Collected data

• • • • • • •

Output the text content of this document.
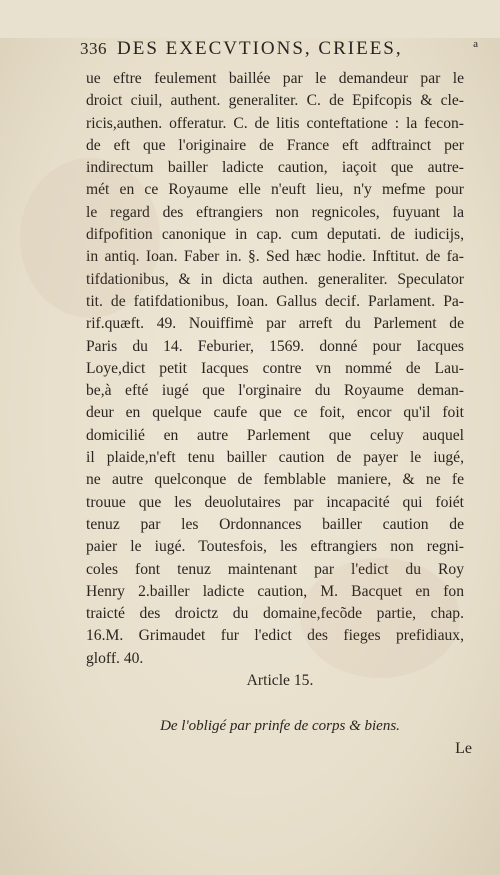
336 DES EXECVTIONS, CRIEES,	a

ue eftre feulement baillée par le demandeur par le

droict ciuil, authent. generaliter. C. de Epifcopis & cle-

ricis,authen. offeratur. C. de litis conteftatione : la fecon-

de eft que l'originaire de France eft adftrainct per

indirectum bailler ladicte caution, iaçoit que autre-

mét en ce Royaume elle n'euft lieu, n'y mefme pour

le regard des eftrangiers non regnicoles, fuyuant la

difpofition canonique in cap. cum deputati. de iudicijs,

in antiq. Ioan. Faber in. §. Sed hæc hodie. Inftitut. de fa-

tifdationibus, & in dicta authen. generaliter. Speculator

tit. de fatifdationibus, Ioan. Gallus decif. Parlament. Pa-

rif.quæft. 49. Nouiffimè par arreft du Parlement de

Paris du 14. Feburier, 1569. donné pour Iacques

Loye,dict petit Iacques contre vn nommé de Lau-

be,à efté iugé que l'orginaire du Royaume deman-

deur en quelque caufe que ce foit, encor qu'il foit

domicilié en autre Parlement que celuy auquel

il plaide,n'eft tenu bailler caution de payer le iugé,

ne autre quelconque de femblable maniere, & ne fe

trouue que les deuolutaires par incapacité qui foiét

tenuz par les Ordonnances bailler caution de

paier le iugé. Toutesfois, les eftrangiers non regni-

coles font tenuz maintenant par l'edict du Roy

Henry 2.bailler ladicte caution, M. Bacquet en fon

traicté des droictz du domaine,fecõde partie, chap.

16.M. Grimaudet fur l'edict des fieges prefidiaux,

gloff. 40.

Article 15.

De l'obligé par prinfe de corps & biens.
Le
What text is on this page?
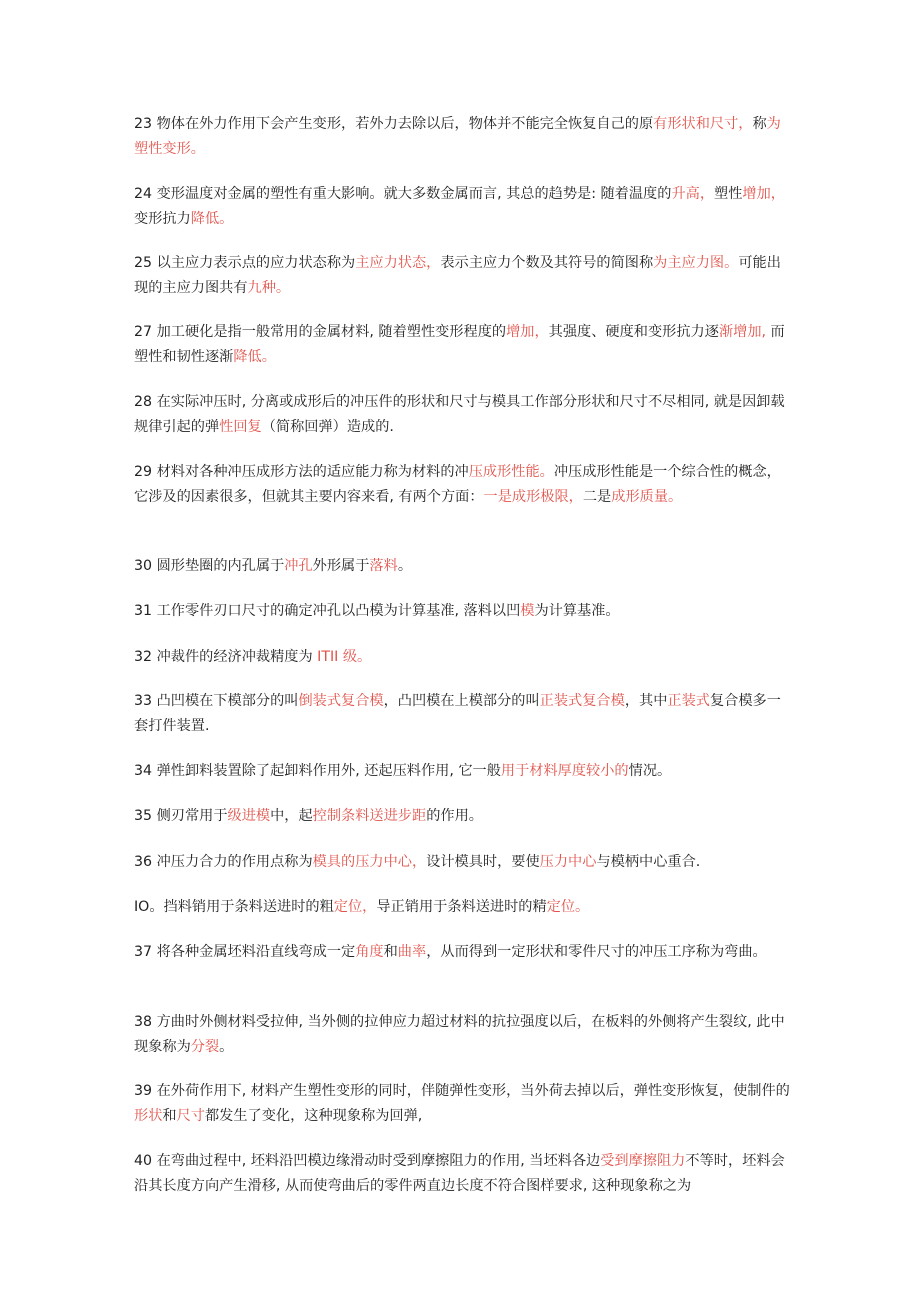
23 物体在外力作用下会产生变形，若外力去除以后，物体并不能完全恢复自己的原有形状和尺寸，称为塑性变形。

24 变形温度对金属的塑性有重大影响。就大多数金属而言, 其总的趋势是: 随着温度的升高，塑性增加，变形抗力降低。

25 以主应力表示点的应力状态称为主应力状态，表示主应力个数及其符号的简图称为主应力图。可能出现的主应力图共有九种。

27 加工硬化是指一般常用的金属材料, 随着塑性变形程度的增加，其强度、硬度和变形抗力逐渐增加, 而塑性和韧性逐渐降低。

28 在实际冲压时, 分离或成形后的冲压件的形状和尺寸与模具工作部分形状和尺寸不尽相同, 就是因卸载规律引起的弹性回复（简称回弹）造成的.

29 材料对各种冲压成形方法的适应能力称为材料的冲压成形性能。冲压成形性能是一个综合性的概念，它涉及的因素很多，但就其主要内容来看, 有两个方面：一是成形极限，二是成形质量。

30 圆形垫圈的内孔属于冲孔外形属于落料。

31 工作零件刃口尺寸的确定冲孔以凸模为计算基准, 落料以凹模为计算基准。

32 冲裁件的经济冲裁精度为 ITII 级。

33 凸凹模在下模部分的叫倒装式复合模，凸凹模在上模部分的叫正装式复合模，其中正装式复合模多一套打件装置.

34 弹性卸料装置除了起卸料作用外, 还起压料作用, 它一般用于材料厚度较小的情况。

35 侧刃常用于级进模中，起控制条料送进步距的作用。

36 冲压力合力的作用点称为模具的压力中心，设计模具时，要使压力中心与模柄中心重合.

IO。挡料销用于条料送进时的粗定位，导正销用于条料送进时的精定位。

37 将各种金属坯料沿直线弯成一定角度和曲率，从而得到一定形状和零件尺寸的冲压工序称为弯曲。

38 方曲时外侧材料受拉伸, 当外侧的拉伸应力超过材料的抗拉强度以后，在板料的外侧将产生裂纹, 此中现象称为分裂。

39 在外荷作用下, 材料产生塑性变形的同时，伴随弹性变形，当外荷去掉以后，弹性变形恢复，使制件的形状和尺寸都发生了变化，这种现象称为回弹,

40 在弯曲过程中, 坯料沿凹模边缘滑动时受到摩擦阻力的作用, 当坯料各边受到摩擦阻力不等时，坯料会沿其长度方向产生滑移, 从而使弯曲后的零件两直边长度不符合图样要求, 这种现象称之为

• • • • • • •

Extract every line that has the string "ladicte" in it.

#### [Expected answer]
indirectum bailler ladicte caution, iaçoit que autre-
Henry 2.bailler ladicte caution, M. Bacquet en fon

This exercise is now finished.